# GOAL OF THE EXERCISE
Read the lines below and count those that have the word "Spread". Respond with the number only.

Records from a collection of figures
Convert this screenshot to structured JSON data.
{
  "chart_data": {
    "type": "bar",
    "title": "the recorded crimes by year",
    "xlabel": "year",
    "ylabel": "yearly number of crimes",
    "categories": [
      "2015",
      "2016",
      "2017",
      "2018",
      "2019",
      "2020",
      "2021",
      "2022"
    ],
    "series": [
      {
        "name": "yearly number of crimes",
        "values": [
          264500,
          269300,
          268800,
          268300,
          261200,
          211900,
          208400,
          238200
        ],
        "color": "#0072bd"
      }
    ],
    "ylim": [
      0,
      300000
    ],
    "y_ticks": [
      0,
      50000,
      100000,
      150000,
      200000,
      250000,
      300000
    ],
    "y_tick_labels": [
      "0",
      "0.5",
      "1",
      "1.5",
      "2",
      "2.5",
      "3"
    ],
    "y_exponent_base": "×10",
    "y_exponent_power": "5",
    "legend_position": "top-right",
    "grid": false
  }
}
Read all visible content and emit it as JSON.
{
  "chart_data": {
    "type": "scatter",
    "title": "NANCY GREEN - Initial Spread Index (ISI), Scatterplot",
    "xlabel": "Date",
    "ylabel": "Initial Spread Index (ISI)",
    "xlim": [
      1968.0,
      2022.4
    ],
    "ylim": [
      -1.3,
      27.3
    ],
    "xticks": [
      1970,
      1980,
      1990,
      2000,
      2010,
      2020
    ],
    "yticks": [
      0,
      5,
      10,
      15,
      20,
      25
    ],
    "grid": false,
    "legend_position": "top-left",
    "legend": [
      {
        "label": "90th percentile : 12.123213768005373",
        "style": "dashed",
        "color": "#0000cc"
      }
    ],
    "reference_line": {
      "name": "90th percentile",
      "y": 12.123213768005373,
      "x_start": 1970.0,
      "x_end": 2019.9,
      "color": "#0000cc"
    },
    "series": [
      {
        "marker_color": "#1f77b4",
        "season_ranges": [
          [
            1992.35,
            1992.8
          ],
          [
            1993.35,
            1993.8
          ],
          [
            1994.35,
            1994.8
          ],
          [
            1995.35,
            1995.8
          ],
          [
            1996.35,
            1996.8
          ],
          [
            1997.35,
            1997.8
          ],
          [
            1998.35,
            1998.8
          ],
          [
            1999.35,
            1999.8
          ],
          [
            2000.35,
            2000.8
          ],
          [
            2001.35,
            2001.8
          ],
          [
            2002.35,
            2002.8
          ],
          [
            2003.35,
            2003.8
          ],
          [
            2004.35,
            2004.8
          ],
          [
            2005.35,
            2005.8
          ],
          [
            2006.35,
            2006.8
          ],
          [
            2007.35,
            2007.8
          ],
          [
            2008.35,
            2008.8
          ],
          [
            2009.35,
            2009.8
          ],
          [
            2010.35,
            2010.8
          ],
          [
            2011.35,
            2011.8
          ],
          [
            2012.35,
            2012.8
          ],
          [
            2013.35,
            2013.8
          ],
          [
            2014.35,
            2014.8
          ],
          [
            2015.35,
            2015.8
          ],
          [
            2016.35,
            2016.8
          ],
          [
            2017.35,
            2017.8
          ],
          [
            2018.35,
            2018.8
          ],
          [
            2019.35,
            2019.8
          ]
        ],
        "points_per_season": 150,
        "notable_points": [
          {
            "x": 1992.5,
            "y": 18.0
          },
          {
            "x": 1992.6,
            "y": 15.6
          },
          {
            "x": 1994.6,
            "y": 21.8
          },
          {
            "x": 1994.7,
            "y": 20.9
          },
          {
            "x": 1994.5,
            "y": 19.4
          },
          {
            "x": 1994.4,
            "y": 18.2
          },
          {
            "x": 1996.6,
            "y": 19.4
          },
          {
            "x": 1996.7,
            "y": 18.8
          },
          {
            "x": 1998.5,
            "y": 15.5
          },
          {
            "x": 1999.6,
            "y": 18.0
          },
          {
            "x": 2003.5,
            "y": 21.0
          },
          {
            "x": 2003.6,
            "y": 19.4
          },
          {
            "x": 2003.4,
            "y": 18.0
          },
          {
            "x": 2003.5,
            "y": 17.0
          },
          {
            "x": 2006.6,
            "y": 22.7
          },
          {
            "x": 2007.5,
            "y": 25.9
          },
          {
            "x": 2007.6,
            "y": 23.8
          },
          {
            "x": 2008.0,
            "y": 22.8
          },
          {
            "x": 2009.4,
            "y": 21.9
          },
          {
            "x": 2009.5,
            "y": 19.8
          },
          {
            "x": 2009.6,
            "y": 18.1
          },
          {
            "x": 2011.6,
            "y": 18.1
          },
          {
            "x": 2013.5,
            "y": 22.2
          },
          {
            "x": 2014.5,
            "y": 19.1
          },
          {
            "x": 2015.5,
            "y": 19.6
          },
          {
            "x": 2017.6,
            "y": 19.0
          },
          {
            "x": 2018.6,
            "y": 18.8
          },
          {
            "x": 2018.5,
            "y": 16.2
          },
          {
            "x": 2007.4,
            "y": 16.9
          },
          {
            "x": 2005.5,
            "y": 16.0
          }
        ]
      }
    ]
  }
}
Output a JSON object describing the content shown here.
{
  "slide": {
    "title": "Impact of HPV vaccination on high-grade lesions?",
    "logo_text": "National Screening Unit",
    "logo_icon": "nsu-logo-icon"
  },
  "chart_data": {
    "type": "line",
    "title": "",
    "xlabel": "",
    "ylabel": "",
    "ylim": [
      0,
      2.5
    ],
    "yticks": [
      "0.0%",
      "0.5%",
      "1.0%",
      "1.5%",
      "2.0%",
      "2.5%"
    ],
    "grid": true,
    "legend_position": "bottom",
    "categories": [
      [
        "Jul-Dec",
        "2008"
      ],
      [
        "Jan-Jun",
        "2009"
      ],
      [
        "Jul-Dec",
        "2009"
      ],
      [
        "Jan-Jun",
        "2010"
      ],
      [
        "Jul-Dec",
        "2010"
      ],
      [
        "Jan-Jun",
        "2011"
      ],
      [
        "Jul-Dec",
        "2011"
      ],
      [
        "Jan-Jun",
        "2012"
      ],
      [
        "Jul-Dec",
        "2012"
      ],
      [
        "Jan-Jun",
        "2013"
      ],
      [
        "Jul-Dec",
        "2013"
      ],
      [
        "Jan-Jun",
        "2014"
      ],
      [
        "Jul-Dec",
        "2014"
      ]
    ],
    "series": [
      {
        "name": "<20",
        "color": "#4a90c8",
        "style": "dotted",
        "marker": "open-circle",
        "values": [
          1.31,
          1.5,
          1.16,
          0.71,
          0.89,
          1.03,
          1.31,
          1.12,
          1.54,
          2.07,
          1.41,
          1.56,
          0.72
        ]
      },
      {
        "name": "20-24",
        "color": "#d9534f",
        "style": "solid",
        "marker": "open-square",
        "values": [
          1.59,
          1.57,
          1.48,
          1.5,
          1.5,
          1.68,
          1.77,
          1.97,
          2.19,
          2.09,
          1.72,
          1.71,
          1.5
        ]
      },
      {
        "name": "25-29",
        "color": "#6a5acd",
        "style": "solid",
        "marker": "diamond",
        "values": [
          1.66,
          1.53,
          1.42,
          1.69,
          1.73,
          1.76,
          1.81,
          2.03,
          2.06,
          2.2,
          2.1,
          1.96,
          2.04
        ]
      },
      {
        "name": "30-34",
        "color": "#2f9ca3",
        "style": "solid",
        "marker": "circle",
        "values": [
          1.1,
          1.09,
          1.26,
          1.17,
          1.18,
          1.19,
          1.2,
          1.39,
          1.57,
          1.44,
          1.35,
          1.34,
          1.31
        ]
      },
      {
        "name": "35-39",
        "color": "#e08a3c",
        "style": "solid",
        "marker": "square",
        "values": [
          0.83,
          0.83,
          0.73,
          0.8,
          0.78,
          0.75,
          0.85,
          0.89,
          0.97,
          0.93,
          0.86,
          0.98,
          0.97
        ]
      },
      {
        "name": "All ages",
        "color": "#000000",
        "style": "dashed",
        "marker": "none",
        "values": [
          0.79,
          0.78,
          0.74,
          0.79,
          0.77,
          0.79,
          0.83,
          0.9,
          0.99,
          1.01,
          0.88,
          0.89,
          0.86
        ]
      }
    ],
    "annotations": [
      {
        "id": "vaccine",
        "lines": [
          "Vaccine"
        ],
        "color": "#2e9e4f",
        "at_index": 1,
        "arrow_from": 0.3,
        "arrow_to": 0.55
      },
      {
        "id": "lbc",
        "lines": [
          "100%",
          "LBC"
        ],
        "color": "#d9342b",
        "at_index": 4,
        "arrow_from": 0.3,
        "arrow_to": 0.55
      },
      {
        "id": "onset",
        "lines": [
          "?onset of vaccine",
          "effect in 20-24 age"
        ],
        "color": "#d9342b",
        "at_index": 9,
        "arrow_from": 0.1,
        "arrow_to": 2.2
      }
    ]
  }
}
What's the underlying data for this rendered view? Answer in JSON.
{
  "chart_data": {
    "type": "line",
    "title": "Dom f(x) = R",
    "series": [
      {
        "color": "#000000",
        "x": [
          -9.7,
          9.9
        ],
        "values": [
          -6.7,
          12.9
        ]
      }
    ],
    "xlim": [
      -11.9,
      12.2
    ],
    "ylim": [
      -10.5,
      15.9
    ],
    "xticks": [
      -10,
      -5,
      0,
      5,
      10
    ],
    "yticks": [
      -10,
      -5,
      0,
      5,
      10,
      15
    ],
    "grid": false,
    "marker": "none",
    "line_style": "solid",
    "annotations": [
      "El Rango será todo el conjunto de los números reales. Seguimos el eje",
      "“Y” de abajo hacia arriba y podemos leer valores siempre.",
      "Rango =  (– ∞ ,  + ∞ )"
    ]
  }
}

# THE OUTPUT
2